── DATA FOR THIS TASK ──
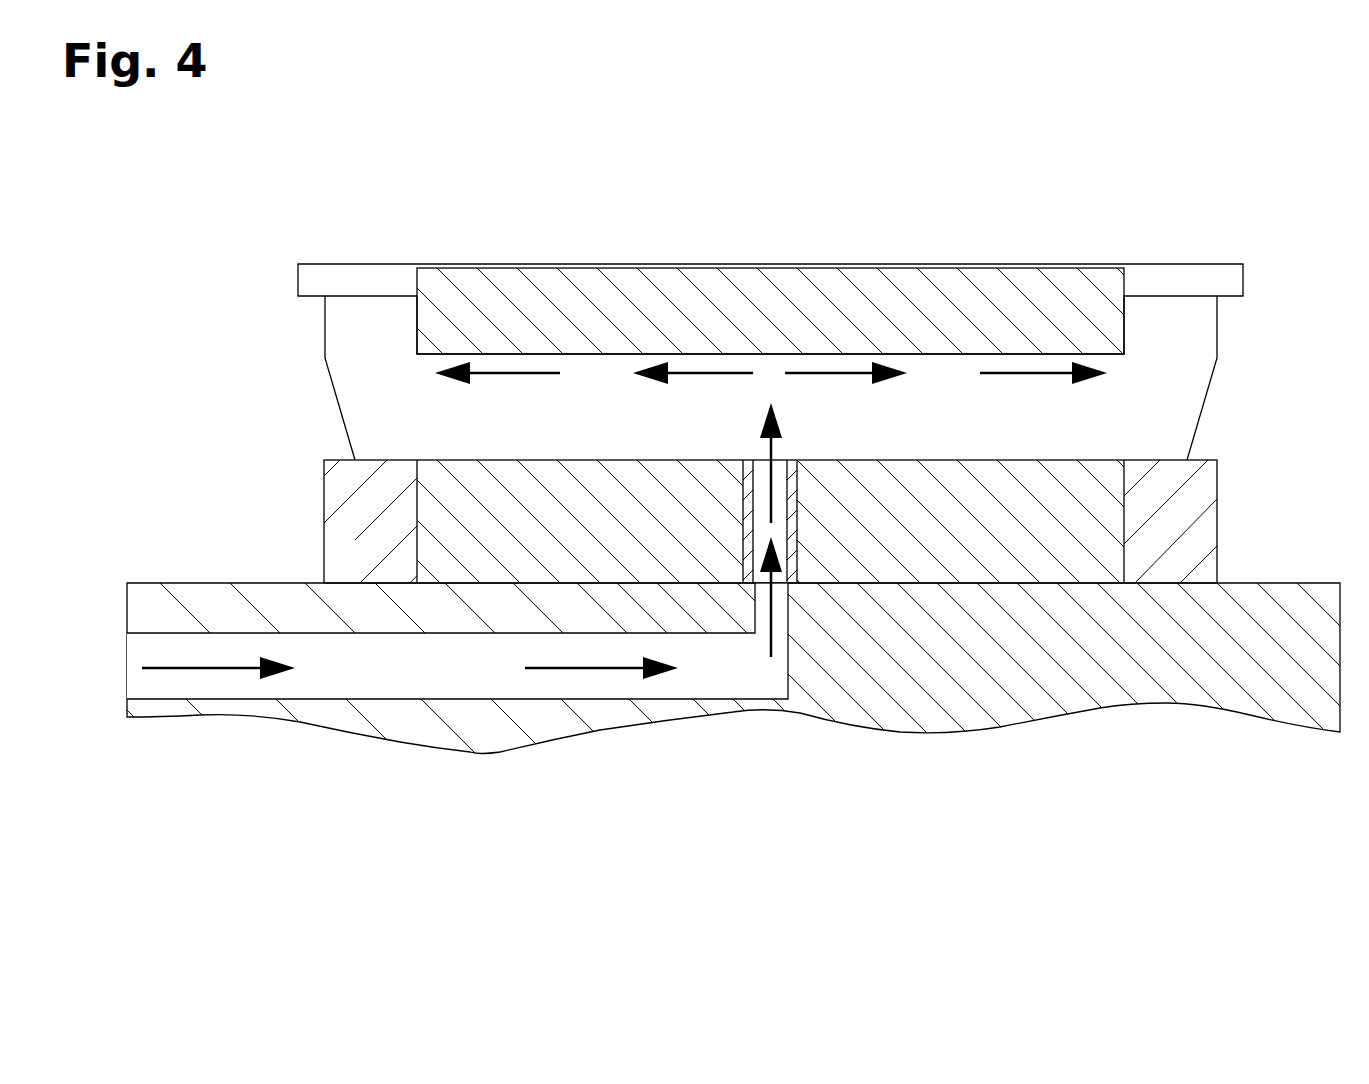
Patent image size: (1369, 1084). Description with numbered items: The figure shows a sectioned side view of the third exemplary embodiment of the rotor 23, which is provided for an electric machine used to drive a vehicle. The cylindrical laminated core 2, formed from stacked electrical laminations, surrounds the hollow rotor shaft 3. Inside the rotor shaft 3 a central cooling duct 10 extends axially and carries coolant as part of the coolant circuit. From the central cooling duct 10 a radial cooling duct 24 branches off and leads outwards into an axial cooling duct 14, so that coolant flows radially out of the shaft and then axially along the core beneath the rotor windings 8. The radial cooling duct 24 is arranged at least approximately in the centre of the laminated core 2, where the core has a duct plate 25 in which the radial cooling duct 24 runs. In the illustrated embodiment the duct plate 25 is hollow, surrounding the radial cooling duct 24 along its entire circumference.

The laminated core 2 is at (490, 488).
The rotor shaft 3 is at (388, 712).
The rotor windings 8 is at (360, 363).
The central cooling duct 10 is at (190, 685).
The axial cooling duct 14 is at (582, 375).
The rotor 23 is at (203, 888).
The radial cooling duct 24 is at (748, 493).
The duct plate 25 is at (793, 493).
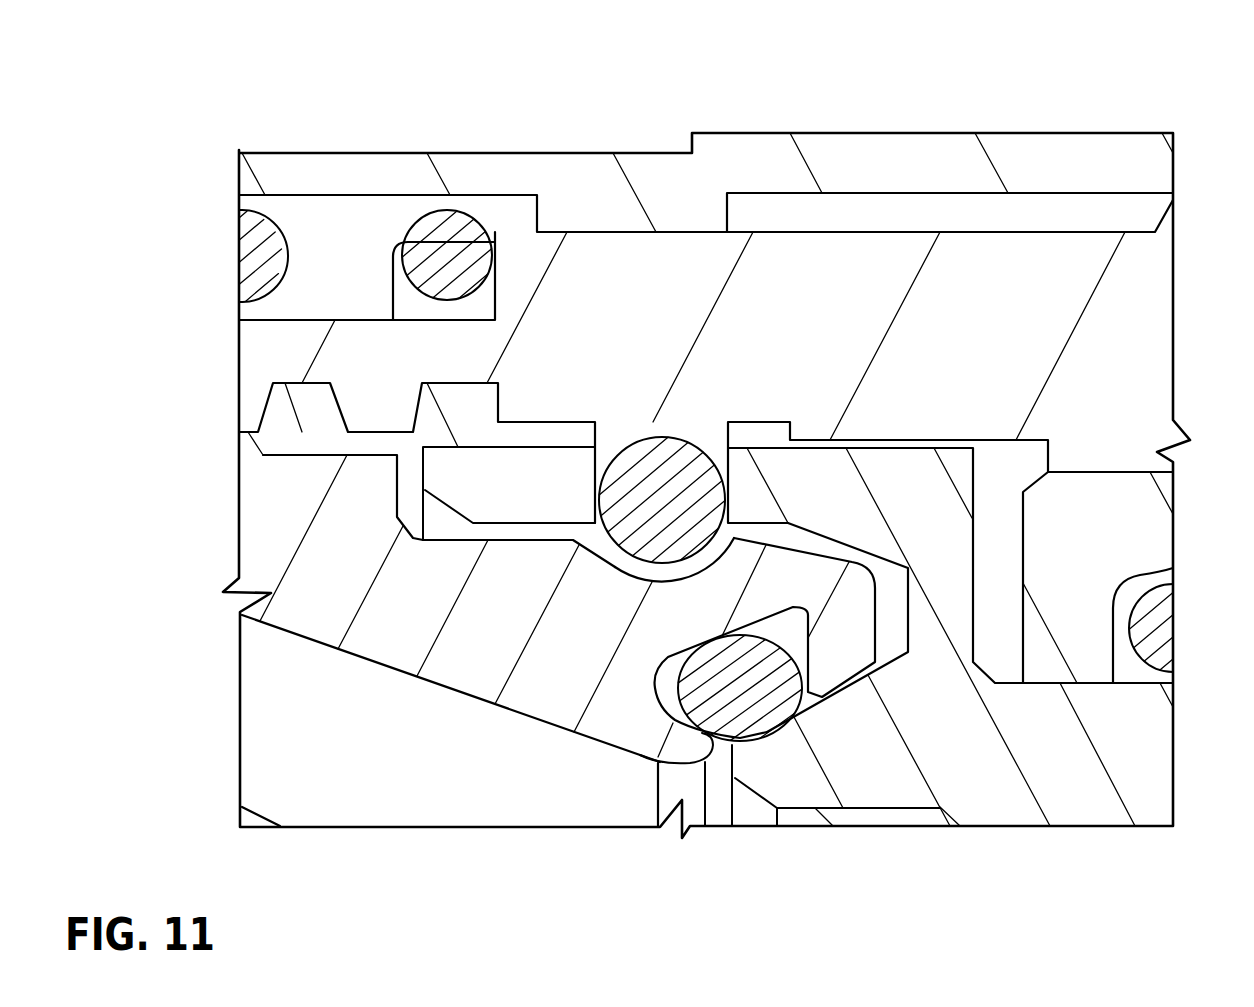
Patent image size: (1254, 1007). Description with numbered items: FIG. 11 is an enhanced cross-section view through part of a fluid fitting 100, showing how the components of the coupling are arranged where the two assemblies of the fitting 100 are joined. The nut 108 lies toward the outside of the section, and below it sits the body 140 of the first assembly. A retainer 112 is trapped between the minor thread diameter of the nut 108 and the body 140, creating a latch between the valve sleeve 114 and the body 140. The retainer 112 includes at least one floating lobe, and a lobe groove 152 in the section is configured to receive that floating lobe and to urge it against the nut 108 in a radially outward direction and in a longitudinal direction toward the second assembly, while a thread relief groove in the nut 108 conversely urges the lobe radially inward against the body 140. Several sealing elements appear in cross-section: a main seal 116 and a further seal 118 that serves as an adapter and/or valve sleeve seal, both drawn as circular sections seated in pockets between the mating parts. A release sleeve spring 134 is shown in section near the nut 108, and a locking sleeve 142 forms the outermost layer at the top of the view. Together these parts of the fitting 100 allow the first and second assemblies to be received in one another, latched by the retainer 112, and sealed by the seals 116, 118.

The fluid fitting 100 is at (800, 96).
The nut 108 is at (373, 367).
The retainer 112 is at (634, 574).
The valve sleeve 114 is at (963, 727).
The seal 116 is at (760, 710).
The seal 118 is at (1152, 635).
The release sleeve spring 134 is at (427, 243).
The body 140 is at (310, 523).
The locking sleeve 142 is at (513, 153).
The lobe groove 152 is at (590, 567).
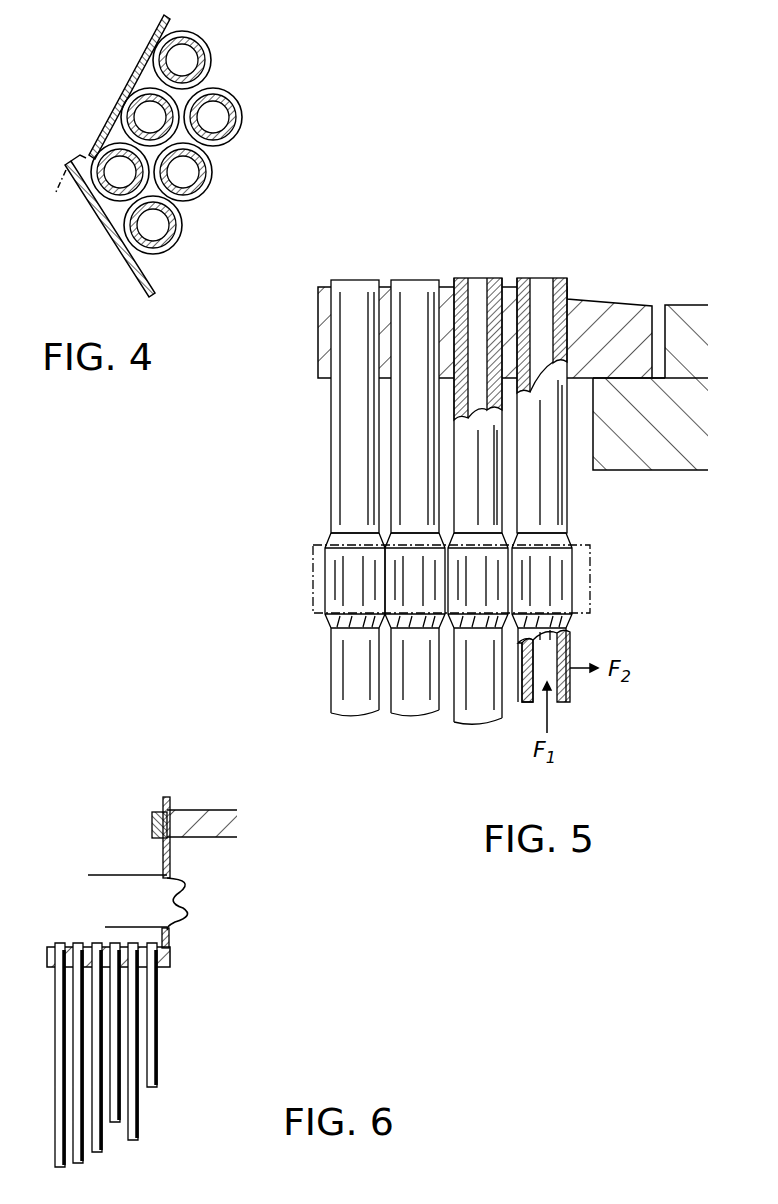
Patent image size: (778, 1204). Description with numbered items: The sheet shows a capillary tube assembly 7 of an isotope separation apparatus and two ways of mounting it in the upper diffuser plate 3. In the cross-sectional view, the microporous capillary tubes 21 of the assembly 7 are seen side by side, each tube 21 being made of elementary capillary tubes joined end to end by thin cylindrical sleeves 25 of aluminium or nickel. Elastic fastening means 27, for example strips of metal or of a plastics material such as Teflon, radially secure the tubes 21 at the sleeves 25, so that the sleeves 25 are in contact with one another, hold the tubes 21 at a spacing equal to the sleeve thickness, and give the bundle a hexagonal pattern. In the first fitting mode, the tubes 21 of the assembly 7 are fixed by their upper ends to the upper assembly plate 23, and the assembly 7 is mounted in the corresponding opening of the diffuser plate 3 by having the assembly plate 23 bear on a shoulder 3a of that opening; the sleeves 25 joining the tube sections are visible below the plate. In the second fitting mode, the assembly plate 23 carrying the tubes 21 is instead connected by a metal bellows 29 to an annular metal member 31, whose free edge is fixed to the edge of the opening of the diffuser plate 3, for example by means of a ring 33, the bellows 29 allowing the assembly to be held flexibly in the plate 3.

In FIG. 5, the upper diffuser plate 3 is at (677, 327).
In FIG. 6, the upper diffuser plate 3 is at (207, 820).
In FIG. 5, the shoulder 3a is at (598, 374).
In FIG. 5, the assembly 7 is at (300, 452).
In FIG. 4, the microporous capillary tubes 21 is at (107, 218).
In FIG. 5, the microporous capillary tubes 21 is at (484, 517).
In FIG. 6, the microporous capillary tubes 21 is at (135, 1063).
───
• **WHAT YOU ARE ASKED TO DO**
Please turn the items, from the start through the line containing "The duct plate 25 is at (793, 493).", into a Markdown table with the columns Row and Line, one numbered row per line. Skip blank lines and leave out the pictures.

• **TASK SOLUTION**
| Row | Line |
|---|---|
| 1 | Patent image size: (1369, 1084). Description with numbered items: The figure shows a sectioned side view of the third exemplary embodiment of the rotor 23, which is provided for an electric machine used to drive a vehicle. The cylindrical laminated core 2, formed from stacked electrical laminations, surrounds the hollow rotor shaft 3. Inside the rotor shaft 3 a central cooling duct 10 extends axially and carries coolant as part of the coolant circuit. From the central cooling duct 10 a radial cooling duct 24 branches off and leads outwards into an axial cooling duct 14, so that coolant flows radially out of the shaft and then axially along the core beneath the rotor windings 8. The radial cooling duct 24 is arranged at least approximately in the centre of the laminated core 2, where the core has a duct plate 25 in which the radial cooling duct 24 runs. In the illustrated embodiment the duct plate 25 is hollow, surrounding the radial cooling duct 24 along its entire circumference. |
| 2 | The laminated core 2 is at (490, 488). |
| 3 | The rotor shaft 3 is at (388, 712). |
| 4 | The rotor windings 8 is at (360, 363). |
| 5 | The central cooling duct 10 is at (190, 685). |
| 6 | The axial cooling duct 14 is at (582, 375). |
| 7 | The rotor 23 is at (203, 888). |
| 8 | The radial cooling duct 24 is at (748, 493). |
| 9 | The duct plate 25 is at (793, 493). |